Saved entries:
______________________________

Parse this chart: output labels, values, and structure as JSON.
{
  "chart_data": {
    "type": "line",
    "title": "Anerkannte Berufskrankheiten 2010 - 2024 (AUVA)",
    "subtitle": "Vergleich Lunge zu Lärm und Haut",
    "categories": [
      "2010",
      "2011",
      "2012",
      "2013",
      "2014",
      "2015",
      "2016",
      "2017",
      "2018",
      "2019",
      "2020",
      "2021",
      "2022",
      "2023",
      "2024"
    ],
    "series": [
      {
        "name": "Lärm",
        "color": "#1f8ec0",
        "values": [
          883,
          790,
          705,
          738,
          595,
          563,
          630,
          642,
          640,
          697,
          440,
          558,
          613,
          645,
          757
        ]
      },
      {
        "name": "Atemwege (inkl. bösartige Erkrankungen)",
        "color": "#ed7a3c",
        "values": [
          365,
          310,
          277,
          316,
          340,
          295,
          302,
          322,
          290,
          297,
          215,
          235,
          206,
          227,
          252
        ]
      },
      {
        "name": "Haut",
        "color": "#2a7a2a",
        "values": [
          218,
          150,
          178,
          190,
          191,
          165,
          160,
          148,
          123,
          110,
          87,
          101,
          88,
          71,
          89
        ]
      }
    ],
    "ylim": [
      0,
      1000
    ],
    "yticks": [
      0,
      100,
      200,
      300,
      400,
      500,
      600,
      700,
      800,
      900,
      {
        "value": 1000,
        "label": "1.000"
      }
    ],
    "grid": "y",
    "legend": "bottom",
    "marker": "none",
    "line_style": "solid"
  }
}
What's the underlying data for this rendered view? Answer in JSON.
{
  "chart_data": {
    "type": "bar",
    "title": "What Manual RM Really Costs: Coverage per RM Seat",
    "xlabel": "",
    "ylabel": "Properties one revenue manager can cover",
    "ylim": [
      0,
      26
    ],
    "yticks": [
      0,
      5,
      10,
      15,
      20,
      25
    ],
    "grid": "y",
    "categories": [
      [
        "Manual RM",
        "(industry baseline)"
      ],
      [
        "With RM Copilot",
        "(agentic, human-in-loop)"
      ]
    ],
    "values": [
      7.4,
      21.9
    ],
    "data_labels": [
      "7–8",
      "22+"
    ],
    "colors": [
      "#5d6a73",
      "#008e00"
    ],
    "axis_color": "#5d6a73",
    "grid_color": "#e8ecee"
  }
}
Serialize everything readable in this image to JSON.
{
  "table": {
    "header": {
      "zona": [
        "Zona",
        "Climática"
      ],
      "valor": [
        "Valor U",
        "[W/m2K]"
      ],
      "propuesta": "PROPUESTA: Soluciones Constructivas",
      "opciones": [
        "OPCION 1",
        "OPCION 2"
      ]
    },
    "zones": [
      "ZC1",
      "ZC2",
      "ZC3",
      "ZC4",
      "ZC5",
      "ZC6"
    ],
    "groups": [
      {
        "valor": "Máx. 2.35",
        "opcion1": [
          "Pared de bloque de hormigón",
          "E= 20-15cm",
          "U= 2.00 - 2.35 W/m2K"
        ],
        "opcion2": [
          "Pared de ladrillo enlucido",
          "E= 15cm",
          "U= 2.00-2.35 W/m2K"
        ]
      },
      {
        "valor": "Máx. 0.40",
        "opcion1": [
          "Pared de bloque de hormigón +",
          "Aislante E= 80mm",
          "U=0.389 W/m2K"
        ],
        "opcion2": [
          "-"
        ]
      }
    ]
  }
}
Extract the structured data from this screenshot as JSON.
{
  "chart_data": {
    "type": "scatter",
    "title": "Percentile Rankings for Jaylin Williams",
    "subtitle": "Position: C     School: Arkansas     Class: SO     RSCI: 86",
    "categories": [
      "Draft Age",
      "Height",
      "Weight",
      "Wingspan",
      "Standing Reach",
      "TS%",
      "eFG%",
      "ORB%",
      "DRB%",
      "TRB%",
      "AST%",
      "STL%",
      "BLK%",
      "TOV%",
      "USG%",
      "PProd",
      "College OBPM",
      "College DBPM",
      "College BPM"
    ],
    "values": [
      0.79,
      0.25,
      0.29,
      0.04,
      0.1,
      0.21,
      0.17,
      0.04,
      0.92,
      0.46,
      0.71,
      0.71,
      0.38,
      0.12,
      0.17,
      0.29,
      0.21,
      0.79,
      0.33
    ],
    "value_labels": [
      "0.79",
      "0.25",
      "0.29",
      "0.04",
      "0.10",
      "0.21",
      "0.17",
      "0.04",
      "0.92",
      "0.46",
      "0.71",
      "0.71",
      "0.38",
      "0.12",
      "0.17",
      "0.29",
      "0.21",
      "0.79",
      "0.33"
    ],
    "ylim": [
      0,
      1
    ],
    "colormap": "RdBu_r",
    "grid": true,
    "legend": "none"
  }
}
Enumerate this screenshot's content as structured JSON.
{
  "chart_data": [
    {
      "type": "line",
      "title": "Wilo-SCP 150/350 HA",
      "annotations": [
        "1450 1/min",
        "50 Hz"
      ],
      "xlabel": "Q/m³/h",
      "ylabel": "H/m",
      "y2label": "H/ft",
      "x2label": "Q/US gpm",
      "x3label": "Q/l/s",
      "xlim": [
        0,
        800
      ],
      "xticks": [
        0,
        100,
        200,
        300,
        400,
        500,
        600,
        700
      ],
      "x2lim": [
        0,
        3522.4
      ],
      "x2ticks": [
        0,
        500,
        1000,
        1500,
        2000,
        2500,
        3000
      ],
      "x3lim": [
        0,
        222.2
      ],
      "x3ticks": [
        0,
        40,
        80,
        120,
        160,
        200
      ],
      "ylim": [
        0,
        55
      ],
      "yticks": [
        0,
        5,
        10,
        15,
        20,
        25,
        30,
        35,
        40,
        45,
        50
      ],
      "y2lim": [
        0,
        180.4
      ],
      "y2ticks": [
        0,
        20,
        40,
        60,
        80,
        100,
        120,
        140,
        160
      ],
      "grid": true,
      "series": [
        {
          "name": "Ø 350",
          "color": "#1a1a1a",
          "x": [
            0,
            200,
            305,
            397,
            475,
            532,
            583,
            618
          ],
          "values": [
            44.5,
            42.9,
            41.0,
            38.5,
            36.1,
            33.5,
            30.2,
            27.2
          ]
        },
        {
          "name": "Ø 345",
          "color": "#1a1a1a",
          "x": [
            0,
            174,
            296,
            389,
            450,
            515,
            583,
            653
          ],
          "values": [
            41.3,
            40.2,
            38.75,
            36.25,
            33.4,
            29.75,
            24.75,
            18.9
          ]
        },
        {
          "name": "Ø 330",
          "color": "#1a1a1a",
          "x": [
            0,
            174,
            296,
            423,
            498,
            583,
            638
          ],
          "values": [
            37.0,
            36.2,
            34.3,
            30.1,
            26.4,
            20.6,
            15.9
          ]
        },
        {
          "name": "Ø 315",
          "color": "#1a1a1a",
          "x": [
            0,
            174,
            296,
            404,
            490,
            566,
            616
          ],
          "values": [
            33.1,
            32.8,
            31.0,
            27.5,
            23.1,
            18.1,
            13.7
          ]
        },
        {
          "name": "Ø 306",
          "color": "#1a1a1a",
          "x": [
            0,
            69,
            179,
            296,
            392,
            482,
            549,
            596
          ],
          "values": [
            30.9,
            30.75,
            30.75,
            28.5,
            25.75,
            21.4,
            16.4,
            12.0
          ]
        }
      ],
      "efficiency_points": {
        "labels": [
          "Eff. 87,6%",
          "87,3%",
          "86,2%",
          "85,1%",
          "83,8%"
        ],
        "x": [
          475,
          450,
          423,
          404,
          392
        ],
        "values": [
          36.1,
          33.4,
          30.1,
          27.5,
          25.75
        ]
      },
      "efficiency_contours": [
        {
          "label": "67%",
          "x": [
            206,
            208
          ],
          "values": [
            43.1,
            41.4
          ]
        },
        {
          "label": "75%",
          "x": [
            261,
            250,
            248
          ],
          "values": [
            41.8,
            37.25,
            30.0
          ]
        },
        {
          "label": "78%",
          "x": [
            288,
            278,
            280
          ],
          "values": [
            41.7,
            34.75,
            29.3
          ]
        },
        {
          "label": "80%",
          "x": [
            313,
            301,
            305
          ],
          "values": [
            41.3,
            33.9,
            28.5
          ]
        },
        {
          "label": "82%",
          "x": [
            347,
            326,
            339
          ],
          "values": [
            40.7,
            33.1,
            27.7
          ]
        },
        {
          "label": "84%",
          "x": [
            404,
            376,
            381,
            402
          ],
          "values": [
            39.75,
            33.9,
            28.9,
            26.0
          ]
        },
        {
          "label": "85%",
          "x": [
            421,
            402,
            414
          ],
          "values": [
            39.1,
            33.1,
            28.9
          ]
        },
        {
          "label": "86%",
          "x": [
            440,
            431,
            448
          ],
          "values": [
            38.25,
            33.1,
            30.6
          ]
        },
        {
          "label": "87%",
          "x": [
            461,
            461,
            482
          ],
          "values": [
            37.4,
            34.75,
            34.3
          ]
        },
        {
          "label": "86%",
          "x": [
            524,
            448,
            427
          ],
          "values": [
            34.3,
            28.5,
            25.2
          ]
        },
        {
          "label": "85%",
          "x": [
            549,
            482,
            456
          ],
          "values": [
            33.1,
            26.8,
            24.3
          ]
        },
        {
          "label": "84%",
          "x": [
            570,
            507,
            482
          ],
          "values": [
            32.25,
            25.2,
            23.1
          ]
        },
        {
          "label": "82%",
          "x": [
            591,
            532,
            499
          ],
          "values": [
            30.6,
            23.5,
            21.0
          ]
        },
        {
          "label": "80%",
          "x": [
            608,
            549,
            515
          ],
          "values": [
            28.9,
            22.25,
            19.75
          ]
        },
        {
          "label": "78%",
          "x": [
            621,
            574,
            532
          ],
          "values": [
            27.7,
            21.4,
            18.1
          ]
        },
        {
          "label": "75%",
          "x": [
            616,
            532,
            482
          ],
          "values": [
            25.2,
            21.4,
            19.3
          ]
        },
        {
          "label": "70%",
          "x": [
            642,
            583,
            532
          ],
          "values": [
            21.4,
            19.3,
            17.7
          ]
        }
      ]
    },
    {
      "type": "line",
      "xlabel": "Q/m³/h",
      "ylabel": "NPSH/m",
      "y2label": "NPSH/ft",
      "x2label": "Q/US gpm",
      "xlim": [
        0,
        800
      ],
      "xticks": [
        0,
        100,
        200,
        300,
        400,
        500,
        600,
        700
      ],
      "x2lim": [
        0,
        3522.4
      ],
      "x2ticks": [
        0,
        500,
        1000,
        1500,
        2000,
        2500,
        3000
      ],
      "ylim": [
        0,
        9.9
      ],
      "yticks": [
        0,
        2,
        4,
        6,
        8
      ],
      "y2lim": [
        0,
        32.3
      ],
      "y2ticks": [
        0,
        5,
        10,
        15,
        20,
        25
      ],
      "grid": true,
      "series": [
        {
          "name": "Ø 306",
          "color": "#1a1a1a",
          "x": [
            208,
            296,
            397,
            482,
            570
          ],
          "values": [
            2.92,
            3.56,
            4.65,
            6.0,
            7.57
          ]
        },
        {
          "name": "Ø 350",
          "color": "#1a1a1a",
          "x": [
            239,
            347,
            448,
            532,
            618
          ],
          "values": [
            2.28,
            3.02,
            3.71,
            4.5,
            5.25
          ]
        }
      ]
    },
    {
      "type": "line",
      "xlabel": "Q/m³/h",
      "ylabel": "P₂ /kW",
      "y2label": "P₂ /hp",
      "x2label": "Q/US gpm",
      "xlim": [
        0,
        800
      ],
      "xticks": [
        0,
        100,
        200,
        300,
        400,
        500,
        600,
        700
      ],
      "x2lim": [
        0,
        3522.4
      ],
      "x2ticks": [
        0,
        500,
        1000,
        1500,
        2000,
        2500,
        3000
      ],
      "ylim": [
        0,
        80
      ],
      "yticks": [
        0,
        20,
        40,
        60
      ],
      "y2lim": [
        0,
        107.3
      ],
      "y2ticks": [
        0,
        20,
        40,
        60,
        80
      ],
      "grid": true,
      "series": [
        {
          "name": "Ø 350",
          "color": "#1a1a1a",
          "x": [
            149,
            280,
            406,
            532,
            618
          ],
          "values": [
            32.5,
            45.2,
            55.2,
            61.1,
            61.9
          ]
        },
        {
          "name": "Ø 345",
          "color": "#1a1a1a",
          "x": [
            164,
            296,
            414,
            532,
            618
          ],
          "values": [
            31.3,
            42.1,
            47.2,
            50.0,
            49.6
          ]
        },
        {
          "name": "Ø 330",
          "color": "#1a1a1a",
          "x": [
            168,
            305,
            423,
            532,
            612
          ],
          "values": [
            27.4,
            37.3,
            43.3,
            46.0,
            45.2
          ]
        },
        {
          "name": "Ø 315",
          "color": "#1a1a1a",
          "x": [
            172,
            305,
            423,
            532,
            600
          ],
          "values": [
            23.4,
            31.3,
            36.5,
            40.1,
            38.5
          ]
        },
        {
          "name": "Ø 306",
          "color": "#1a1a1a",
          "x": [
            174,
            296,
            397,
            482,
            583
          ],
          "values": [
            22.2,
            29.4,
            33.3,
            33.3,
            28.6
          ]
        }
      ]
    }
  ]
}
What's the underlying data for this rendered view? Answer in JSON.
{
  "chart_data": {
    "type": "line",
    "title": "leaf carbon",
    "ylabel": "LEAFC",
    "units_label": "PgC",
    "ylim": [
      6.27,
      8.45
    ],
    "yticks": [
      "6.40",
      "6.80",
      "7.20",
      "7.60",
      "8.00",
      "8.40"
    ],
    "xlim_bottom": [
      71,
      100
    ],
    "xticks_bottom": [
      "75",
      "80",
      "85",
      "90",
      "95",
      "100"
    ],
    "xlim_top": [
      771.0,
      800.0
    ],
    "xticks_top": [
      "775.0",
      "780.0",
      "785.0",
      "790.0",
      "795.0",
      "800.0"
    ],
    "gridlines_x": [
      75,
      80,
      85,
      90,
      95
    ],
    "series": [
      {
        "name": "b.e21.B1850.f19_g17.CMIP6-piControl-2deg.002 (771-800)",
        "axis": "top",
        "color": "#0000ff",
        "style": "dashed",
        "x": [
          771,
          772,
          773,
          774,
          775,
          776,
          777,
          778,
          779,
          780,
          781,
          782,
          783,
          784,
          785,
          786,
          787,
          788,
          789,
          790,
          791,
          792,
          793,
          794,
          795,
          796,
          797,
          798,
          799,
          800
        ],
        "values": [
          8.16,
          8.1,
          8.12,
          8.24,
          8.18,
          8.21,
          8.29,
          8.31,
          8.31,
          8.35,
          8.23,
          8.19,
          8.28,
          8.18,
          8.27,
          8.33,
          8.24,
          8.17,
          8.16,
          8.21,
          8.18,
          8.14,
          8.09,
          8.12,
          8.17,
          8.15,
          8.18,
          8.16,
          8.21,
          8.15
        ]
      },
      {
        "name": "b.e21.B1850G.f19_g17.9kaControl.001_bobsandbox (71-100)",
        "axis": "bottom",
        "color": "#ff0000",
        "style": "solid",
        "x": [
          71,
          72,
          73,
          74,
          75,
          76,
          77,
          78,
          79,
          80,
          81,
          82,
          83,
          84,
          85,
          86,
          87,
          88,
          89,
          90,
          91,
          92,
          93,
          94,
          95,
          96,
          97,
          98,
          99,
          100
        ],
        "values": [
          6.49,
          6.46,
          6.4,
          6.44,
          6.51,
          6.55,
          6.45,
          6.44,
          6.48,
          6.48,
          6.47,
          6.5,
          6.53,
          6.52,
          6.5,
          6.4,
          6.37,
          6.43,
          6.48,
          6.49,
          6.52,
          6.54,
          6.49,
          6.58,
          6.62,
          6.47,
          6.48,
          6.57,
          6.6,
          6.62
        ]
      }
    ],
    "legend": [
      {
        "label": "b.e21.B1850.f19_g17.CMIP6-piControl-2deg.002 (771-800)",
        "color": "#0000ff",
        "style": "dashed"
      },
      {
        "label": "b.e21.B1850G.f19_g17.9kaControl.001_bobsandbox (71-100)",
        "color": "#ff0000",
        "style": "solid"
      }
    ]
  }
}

______________________________

What you should do: Select all lines with the word "Haut" from the entries above.

Worked answer:
    "subtitle": "Vergleich Lunge zu Lärm und Haut",
        "name": "Haut",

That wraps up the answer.